### [TEXTO MOSTRADO]
____________
Y fue casualmente ese relativismo dominante el que hizo fracasar los ensayos democráticos que se desarrollaron luego de la Primera Guerra Mundial. En efecto, no bien instauradas nuevas democracias en Alemania, Austria, Checoslovaquia, Polonia y varios países más, algunos ensayistas, entre los que se destacó Hans Kelsen, intentaron la discutible mixtura entre democracia y relativismo ético. Este último de Forma de Estado y Filosofía, escribe que “todos los grandes metafísicos se han decidió por la autocracia y en contra de la democracia; y los filósofos que han hablado de la palabra democracia, se han inclinado casi siempre al relativismo empírico (…); en efecto -continúa Kelsen- si se cree en la existencia de los absoluto -de lo absolutamente bueno, en primer término- ¿puede haber nada más absurdo que provocar una votación para que decida la mayoría acerca de ese absoluto en que se cree? (…). Por eso -concluye- la concepción filosófica que presupone la democracia es el relativismo” [17].
Acerca de las consecuencias de esta concepción merece ser citada la opinión de Karl Bracher, en el sentido de que “la teoría democrática sufrió bajo el neutralismo de valores practicado en la interpretación de la Constitución: eminentes constitucionalistas como Hans Kelsen y Gustav Radbruch sostuvieron un punto de vista relativista, según el cual las instituciones políticas podían ser interpretadas casi arbitrariamente. Este neutralismo de valores (…) -concluye- entregó la casi indefensa República de Weimar al ataque, con insistencia en sus valores, de sus opositores de derecha y de izquierda” [18].
Pero no sólo los principales teóricos de la democracia cayeron en la tentación del relativismo; también el antidemocratismo fascista contenía un importante ingrediente relativista. Esto fue reconocido por el mismo Mussolini quien, en su obra Diuturna, escribió inequívocamente: “Todo cuanto yo he dicho y he llevado a cabo durante estos últimos años es relativismo por intuición. Si el relativismo significa desprecio a las categorías establecidas y a los hombres que aseguran ser portadores de una verdad objetiva e inmortal (…), entonces nada hay que sea tan relativista como las actitudes y las actividades del fascismo (…). Del hecho de que todas las ideologías sean de igual validez, es decir, del hecho de que todas las ideologías sean meras ficciones, el relativista moderno infiere que todo el mundo tiene derecho a crearse su propia ideología particular y a tratar de robustecerla con toda la energía que le sea posible” [19]. Esta energía, el fascismo la tomó prestada de la idea de mito político desarrollada en Francis por Georges Sorel y según la cual la movilización de las masas necesitaba de una ideología mitificada, de modo de suplir con el mito la falta de verdad de la ideología. “Hemos creado -escribió Mussolini- un mito, el mito es una fe, un noble entusiasmo, que no necesita ser realidad, es un impulso y una esperanza, fe y valor” [20]. De aquí se sigue indudablemente que el relativismo ético no conduce de modo necesario –tal como lo creían Kelsen y sus seguidores- a la actitud tolerante que debe presidir la democracia, sino que puede también dar lugar a una concepción totalitaria de la política, tal como de hecho ocurrió entre las dos guerras mundiales.
____________
### [DATOS PROPORCIONADOS]

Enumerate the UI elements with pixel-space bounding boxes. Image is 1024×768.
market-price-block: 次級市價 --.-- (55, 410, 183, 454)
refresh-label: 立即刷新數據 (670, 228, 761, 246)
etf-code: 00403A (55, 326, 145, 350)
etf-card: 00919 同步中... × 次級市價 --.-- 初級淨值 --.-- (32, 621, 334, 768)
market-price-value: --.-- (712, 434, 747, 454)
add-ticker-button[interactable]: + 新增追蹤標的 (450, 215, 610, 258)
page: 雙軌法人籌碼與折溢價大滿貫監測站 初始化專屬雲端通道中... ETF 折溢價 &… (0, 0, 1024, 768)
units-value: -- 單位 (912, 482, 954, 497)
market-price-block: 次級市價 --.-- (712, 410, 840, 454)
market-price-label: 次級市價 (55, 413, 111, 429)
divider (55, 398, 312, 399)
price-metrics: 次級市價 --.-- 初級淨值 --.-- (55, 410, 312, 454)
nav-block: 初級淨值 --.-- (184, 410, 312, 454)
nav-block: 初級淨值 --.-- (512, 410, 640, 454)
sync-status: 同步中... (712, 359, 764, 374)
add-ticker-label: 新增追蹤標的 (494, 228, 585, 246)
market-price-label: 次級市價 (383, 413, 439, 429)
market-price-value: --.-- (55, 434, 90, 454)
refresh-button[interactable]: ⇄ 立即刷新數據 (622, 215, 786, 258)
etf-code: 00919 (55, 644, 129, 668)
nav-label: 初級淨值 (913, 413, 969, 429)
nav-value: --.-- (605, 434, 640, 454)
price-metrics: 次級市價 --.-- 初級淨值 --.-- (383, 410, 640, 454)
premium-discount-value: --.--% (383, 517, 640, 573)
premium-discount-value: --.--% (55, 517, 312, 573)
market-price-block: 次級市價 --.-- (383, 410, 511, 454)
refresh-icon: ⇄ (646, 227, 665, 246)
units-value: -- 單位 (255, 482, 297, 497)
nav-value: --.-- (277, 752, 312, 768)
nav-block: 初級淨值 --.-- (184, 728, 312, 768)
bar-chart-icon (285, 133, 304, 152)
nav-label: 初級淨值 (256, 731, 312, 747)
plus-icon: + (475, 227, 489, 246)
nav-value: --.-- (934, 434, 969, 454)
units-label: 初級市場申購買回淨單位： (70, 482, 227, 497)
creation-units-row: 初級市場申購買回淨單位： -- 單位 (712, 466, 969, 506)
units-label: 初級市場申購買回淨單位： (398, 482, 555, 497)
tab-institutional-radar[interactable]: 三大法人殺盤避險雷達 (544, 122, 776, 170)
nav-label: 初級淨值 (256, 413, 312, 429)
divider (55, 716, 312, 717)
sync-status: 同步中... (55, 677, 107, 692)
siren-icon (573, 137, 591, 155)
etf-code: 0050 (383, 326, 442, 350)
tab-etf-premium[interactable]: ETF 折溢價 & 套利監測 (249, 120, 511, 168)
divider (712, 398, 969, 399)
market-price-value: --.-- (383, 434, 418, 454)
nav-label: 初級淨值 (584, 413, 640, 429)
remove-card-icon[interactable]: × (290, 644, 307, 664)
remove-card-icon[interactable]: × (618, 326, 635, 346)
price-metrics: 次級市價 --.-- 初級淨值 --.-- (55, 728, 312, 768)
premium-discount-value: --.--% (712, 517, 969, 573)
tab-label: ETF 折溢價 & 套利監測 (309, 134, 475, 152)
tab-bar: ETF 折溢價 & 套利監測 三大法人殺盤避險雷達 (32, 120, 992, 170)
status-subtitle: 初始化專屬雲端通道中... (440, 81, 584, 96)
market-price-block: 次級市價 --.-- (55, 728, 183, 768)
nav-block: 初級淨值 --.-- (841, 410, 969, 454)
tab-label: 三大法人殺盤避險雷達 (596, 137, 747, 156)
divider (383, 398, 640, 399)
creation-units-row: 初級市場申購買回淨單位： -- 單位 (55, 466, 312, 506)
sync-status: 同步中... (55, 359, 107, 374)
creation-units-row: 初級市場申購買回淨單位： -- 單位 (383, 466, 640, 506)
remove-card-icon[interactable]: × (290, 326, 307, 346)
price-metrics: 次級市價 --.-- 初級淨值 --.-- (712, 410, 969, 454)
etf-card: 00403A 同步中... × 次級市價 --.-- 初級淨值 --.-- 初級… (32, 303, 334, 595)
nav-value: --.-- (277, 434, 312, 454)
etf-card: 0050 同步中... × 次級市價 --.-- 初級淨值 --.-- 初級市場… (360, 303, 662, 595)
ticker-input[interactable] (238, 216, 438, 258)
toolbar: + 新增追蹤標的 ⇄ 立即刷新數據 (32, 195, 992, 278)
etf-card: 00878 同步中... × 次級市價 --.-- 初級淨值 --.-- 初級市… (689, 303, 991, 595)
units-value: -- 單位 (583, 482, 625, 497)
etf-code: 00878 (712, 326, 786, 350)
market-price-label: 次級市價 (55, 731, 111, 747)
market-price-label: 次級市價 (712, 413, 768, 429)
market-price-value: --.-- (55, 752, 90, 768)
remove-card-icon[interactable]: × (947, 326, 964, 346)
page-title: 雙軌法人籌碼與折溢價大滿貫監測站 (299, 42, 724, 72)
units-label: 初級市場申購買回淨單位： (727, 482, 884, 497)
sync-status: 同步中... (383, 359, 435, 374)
____________
### [EJERCICIOS PARA RESOLVER]
A. Haz una lista de todas las personas que aparecen con su nombre en el texto sobre relativismo y democracia.
B. Resume en menos palabras el párrafo del texto sobre relativismo y democracia que empieza con "Acerca de las consecuencias de esta concepción", sin dejar fuera sus datos principales.
C. Sigue escribiendo el texto sobre relativismo y democracia a partir de donde se detiene.

### [RESPUESTAS]
A.
- Hans Kelsen
- Karl Bracher
- Gustav Radbruch
- Mussolini
- Georges Sorel

B. Según Karl Bracher, la teoría democrática se vio perjudicada por el neutralismo de valores aplicado al interpretar la Constitución. Constitucionalistas como Hans Kelsen y Gustav Radbruch defendían un relativismo que permitía interpretar las instituciones políticas casi de forma arbitraria. Ese neutralismo dejó a la República de Weimar casi sin defensa frente a sus opositores de derecha y de izquierda, que sí insistían en sus valores.

C.
Una nueva etapa en las confusas relaciones entre relativismo ético y democracia política es la que tuvo lugar luego de la Segunda Guerra Mundial. En esos momentos, a raíz de las secuelas de la movilización ideológica que resultó necesaria para mantener el esfuerzo bélico y de la necesidad de oponer al comunismo de épocas de Guerra Fría una cosmovisión política “fuerte”, se difundió por todo Occidente la ideología del “democratismo” a ultranza, para la cual la única forma de organización política posible y éticamente valiosa era la democracia según el modelo norteamericano [21]. Por otra parte y debido a que el elemento de representación popular había llevado al poder a los principales regímenes totalitarios, se puso el acento principal en la dimensión “liberal” de la idea democrática moderna, es decir, en la vigencia efectiva de los derechos humanos. Así surgieron las declaraciones de derechos de la última postguerra, elaboradas con el intento explícito de que no fuera posible, en el futuro, el acceso al poder por vía eleccionaria de organizaciones o grupos políticos de ideas totalitarias.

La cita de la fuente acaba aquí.